* TO DO
How many lines hold the string "dash"? Give only the number.
⁂
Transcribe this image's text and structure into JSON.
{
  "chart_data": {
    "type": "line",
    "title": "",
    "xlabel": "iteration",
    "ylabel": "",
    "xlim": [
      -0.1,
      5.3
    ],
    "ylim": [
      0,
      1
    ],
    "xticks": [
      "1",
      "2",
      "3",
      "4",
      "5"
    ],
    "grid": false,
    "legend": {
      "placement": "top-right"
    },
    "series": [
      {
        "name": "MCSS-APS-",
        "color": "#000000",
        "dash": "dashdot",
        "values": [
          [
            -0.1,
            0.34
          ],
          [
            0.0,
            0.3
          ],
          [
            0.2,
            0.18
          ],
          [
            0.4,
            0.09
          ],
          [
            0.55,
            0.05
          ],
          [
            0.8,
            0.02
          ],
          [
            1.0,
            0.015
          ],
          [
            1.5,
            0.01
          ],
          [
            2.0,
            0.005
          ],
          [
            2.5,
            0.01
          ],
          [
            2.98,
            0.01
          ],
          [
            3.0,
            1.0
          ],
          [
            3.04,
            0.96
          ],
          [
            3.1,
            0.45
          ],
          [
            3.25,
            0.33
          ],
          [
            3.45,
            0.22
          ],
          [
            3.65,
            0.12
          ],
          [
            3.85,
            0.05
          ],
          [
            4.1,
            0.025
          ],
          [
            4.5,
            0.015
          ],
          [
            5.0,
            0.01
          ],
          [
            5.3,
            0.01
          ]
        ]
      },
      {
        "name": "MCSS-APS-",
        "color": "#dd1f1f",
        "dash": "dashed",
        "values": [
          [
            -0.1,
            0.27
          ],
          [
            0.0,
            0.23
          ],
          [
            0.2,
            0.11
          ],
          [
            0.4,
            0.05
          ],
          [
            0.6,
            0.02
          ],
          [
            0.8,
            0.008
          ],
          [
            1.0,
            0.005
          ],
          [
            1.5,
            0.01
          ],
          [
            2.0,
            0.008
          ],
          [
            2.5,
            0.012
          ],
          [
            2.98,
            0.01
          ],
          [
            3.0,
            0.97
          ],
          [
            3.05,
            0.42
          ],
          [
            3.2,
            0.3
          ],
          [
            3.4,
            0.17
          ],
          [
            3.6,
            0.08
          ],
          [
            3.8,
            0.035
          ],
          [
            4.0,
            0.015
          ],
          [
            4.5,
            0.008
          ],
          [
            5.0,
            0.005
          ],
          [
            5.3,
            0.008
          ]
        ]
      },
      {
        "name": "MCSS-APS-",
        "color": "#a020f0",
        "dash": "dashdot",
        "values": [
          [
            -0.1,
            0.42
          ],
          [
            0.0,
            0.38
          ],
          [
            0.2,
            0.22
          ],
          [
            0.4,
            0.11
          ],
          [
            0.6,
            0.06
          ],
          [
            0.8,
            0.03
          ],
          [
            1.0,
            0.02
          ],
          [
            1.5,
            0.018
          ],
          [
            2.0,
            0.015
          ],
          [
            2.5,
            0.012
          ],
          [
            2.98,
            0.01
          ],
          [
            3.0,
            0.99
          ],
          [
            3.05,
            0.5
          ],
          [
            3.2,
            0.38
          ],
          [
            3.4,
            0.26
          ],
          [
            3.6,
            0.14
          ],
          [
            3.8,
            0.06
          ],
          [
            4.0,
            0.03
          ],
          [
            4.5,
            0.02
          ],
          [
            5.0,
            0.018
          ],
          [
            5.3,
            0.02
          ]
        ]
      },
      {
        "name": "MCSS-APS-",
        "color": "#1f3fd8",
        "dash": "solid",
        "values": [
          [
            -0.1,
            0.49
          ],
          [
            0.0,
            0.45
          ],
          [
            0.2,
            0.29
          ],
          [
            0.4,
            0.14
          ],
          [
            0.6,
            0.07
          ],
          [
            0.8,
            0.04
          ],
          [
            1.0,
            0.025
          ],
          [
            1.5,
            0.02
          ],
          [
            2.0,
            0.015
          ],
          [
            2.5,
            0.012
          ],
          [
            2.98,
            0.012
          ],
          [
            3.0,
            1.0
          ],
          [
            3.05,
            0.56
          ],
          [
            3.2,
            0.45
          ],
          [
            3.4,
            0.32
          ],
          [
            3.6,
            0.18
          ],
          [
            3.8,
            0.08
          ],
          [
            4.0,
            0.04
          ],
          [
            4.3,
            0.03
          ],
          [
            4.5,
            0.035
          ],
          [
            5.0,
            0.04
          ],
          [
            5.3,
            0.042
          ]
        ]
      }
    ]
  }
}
⁂
* FINAL RESULT
4